Dataset records:

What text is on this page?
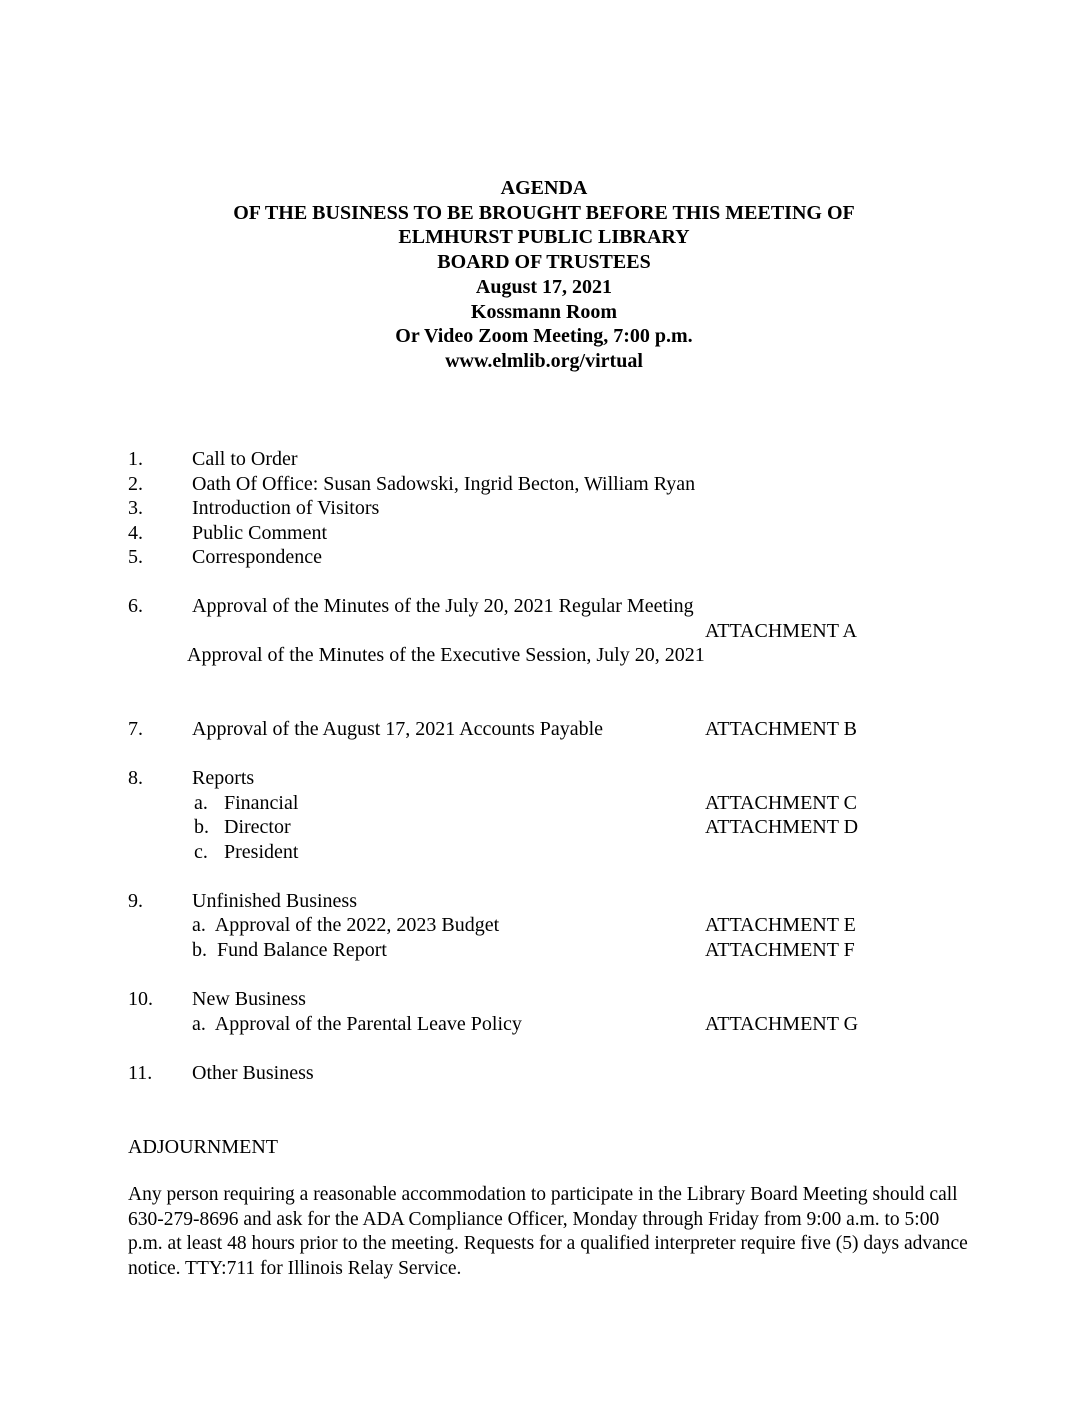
AGENDA
OF THE BUSINESS TO BE BROUGHT BEFORE THIS MEETING OF
ELMHURST PUBLIC LIBRARY
BOARD OF TRUSTEES
August 17, 2021
Kossmann Room
Or Video Zoom Meeting, 7:00 p.m.
www.elmlib.org/virtual
1. Call to Order
2. Oath Of Office: Susan Sadowski, Ingrid Becton, William Ryan
3. Introduction of Visitors
4. Public Comment
5. Correspondence
6. Approval of the Minutes of the July 20, 2021 Regular Meeting
ATTACHMENT A
Approval of the Minutes of the Executive Session, July 20, 2021
7. Approval of the August 17, 2021 Accounts Payable	ATTACHMENT B
8. Reports
a. Financial	ATTACHMENT C
b. Director	ATTACHMENT D
c. President
9. Unfinished Business
a.  Approval of the 2022, 2023 Budget	ATTACHMENT E
b.  Fund Balance Report	ATTACHMENT F
10. New Business
a.  Approval of the Parental Leave Policy	ATTACHMENT G
11. Other Business
ADJOURNMENT
Any person requiring a reasonable accommodation to participate in the Library Board Meeting should call 630-279-8696 and ask for the ADA Compliance Officer, Monday through Friday from 9:00 a.m. to 5:00 p.m. at least 48 hours prior to the meeting. Requests for a qualified interpreter require five (5) days advance notice. TTY:711 for Illinois Relay Service.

Your objective: In the listing above, find the lines holding the word "Approval" and copy them.

Result of the task:
6. Approval of the Minutes of the July 20, 2021 Regular Meeting
Approval of the Minutes of the Executive Session, July 20, 2021
7. Approval of the August 17, 2021 Accounts Payable	ATTACHMENT B
a.  Approval of the 2022, 2023 Budget	ATTACHMENT E
a.  Approval of the Parental Leave Policy	ATTACHMENT G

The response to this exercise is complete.